--- START OF READING PASSAGE ---

I’ve been thinking a lot about Pride, and the conversations we tend to have during Pride Month, and how I kind of hate all of them. We shouldn’t celebrate, or we don’t feel like celebrating, because of all the anti-trans and anti-LGBTQ+ legislation in the U.S. right now. We need to celebrate precisely because of what’s happening. This is how you should feel about Pride, and this is how you shouldn’t, and this is what straight people should be doing, and this is what they shouldn’t be doing, and if you’re not loud about queer liberation then you’re a terrible person, and if you are loud about it, make sure you’re loud in the right way. The first Pride was a riot, and Pride is political, and corporations that profit off queer lives in June while donating to politicians trying to legislate us out of existence are trash, yes, and. Yes and.
The thing is, I don’t care what straight people do during Pride or how they act or what they say. If you are invested in queer liberation, you are invested in queer liberation, which is a yearlong project, and not reflected in what you do or do not post on social media during the month of June. Honestly, I don’t care what queer people do during Pride, either. Some queers hate it and some love it and some are indifferent to it, and if we as queer people are invested in our own liberation and the liberation of our communities (which means trans people, disabled people, queer immigrants, BIPOC queer folks), then we are invested in that liberation. What we say and do in June is a tiny piece of the whole.
Which is to say: this is not an essay about Pride. I read a book, And Then He Sang a Lullaby by Ani Kayode, the first book in Roxane Gay’s new publishing imprint, and I have a lot of feelings about it. Feelings about queer grief and queer liberation and how we talk about queer stories. It’s a gorgeous book. I hope this piece encourages you to read it. It does contain “spoilers”, though not the kind that will ruin the book for you—I would have loved it even more if I had known going in what happens in the end.
By the way, if you do want to do something concrete to celebrate Pride, my June Books for Trans Rights Fundraiser is still going and there are tons of amazing books available!

--- END OF READING PASSAGE ---
--- START OF EXERCISE DATA ---

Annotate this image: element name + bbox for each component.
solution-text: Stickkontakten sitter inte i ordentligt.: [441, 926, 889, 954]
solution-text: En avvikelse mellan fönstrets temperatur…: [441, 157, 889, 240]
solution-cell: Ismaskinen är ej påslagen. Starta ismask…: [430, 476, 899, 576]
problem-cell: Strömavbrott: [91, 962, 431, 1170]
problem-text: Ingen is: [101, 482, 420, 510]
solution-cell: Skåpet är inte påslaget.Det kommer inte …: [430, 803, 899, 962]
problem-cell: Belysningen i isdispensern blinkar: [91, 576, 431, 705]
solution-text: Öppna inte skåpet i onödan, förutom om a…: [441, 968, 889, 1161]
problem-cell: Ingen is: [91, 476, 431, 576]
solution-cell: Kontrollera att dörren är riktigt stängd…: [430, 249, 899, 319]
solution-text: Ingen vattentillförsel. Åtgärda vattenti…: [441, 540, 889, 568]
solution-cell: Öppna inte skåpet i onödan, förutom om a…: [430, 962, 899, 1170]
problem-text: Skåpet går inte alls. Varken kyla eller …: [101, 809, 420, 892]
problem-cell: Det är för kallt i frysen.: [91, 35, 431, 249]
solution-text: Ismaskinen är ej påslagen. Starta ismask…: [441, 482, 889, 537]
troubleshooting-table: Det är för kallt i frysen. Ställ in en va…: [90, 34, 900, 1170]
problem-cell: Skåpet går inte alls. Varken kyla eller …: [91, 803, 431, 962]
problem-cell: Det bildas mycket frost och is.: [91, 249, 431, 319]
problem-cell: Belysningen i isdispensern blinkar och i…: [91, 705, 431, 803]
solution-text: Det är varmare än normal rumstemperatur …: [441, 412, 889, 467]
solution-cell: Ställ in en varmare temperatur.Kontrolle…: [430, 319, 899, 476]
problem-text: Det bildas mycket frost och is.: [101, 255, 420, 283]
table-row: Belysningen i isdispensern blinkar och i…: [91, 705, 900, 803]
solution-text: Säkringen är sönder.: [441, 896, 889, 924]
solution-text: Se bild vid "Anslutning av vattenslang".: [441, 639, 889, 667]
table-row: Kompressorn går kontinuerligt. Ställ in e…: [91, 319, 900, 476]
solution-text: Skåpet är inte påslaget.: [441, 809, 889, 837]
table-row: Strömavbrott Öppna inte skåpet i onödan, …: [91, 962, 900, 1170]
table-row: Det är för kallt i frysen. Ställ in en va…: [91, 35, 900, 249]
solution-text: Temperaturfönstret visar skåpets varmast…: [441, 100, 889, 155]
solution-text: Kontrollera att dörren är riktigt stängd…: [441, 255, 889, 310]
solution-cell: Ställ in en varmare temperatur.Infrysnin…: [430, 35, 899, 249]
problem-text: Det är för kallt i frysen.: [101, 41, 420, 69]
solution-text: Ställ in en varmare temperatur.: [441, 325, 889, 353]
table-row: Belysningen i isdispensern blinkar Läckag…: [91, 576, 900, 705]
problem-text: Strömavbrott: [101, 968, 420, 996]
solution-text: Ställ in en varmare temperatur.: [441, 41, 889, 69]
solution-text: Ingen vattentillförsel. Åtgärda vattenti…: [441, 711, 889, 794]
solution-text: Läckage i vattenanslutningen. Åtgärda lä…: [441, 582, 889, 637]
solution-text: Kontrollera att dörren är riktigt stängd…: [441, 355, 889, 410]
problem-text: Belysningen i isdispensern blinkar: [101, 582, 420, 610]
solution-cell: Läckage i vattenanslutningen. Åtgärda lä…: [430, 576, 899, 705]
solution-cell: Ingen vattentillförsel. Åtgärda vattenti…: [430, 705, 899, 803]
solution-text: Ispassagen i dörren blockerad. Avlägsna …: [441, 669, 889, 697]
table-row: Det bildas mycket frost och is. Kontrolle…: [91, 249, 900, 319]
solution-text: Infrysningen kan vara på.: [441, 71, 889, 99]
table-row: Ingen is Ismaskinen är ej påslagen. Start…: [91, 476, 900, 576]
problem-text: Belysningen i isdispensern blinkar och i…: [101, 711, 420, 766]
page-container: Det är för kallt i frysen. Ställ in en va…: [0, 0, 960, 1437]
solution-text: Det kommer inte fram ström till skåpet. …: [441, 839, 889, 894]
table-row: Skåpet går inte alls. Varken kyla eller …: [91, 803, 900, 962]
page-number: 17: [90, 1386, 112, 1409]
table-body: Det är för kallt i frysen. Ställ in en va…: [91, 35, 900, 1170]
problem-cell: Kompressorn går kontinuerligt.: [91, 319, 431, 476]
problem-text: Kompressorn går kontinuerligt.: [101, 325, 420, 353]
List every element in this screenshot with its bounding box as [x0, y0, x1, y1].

--- END OF EXERCISE DATA ---
--- START OF EXERCISE DATA ---

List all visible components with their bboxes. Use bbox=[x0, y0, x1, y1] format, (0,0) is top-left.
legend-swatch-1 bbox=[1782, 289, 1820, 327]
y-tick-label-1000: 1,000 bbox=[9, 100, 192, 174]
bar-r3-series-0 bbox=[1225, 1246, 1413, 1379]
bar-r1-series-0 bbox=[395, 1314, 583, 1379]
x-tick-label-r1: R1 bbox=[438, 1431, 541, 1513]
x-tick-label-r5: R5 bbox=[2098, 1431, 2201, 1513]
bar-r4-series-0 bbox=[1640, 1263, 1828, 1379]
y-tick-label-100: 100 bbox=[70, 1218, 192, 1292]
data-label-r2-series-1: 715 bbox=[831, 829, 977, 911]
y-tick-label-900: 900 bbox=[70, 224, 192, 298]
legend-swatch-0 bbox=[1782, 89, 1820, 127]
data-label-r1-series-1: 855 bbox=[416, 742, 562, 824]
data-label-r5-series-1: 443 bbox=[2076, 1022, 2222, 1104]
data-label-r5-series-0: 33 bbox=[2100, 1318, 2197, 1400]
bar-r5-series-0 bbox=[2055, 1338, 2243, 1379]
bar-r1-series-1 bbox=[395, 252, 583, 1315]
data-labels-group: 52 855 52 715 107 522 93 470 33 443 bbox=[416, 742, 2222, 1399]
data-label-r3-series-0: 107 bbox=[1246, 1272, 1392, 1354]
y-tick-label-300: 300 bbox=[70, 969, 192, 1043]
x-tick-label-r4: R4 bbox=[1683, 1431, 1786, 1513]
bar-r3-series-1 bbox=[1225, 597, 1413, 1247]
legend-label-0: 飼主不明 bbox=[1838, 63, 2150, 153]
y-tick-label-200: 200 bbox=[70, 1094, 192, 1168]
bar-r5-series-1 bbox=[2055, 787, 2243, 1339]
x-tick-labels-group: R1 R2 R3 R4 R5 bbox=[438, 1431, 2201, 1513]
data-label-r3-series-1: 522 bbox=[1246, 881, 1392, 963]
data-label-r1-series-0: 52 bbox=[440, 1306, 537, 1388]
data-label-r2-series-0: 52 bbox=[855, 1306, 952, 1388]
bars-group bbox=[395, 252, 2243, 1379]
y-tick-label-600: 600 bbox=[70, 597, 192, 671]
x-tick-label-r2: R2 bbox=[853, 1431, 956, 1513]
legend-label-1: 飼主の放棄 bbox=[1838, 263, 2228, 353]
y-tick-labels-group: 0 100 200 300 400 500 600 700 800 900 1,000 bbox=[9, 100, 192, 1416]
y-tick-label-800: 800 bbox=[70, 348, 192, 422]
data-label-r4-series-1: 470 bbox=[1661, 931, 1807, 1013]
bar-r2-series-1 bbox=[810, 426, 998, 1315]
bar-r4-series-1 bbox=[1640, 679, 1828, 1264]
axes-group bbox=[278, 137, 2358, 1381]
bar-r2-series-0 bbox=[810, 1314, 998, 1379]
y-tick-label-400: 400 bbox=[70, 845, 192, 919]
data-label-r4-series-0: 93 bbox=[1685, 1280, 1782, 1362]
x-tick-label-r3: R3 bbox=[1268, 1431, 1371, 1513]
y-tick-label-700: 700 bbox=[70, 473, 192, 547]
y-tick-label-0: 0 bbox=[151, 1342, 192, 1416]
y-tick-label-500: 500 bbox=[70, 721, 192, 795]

--- END OF EXERCISE DATA ---
--- START OF EXERCISE DATA ---

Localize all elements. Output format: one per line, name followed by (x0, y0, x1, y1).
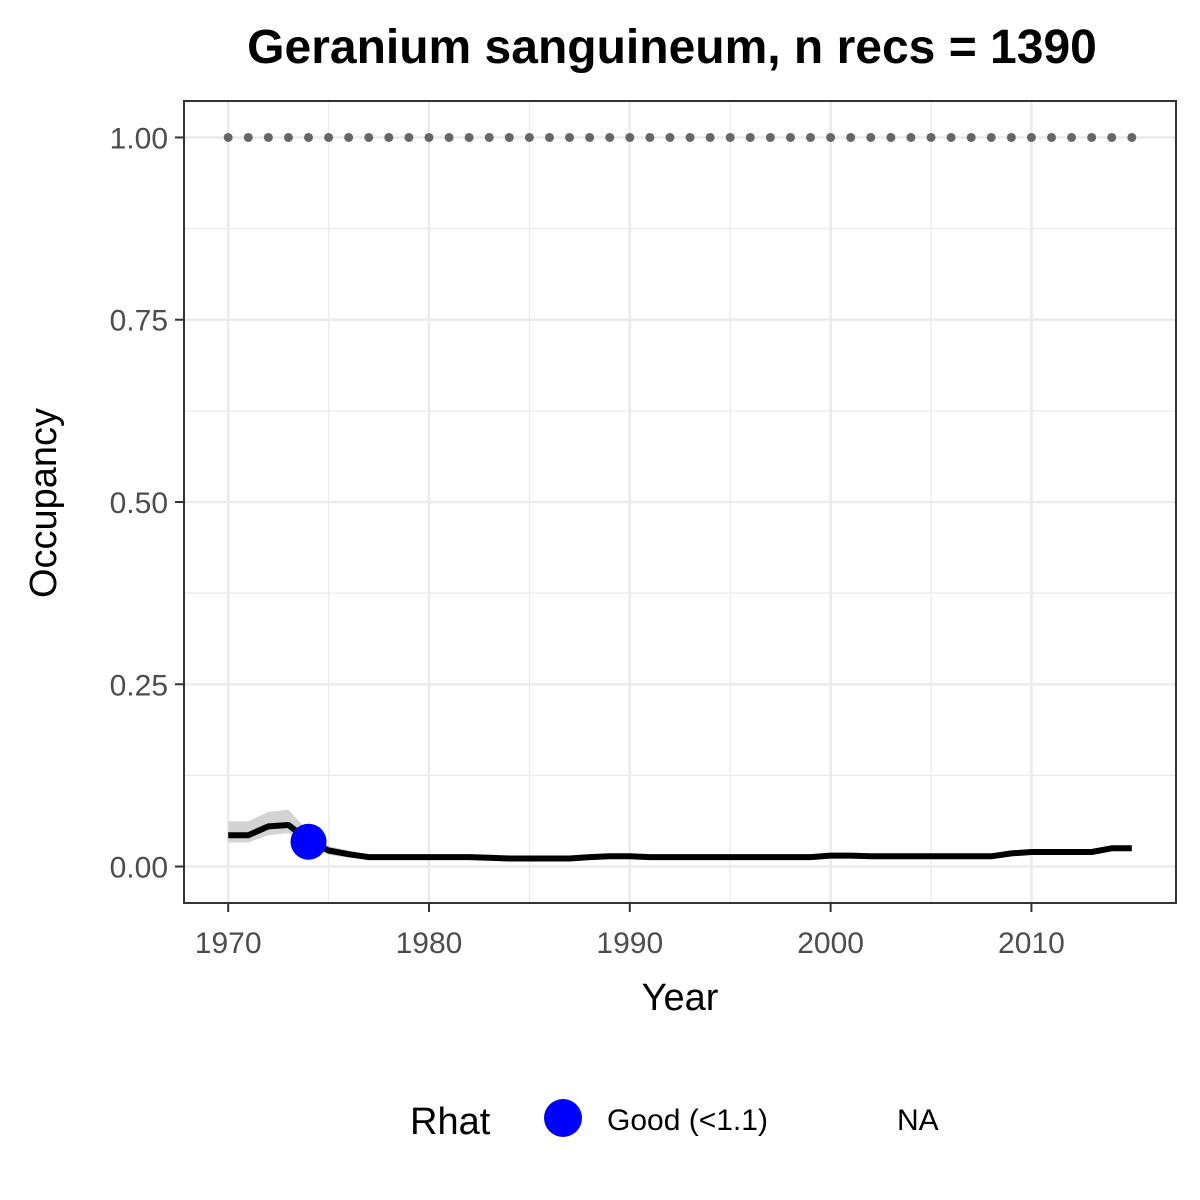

--- END OF EXERCISE DATA ---

GOALS
1. Decide whether each statement agrees with the Pride essay, answering yes or no and quoting the words of the essay that settle it. (a) The writer says the first Pride was a riot. (b) The book And Then He Sang a Lullaby is the second book in Roxane Gay's new publishing imprint. (c) The writer's June fundraiser has already ended.
2. Count the lines of the listing that contain the string "kommer", with case counting, and give only the number.
The Pride essay and the listing have nothing to do with each other.

ANSWERS PROVIDED
1.
(a) Yes: "The first Pride was a riot"
(b) No: "the first book in Roxane Gay’s new publishing imprint"
(c) No: "my June Books for Trans Rights Fundraiser is still going"

2. 2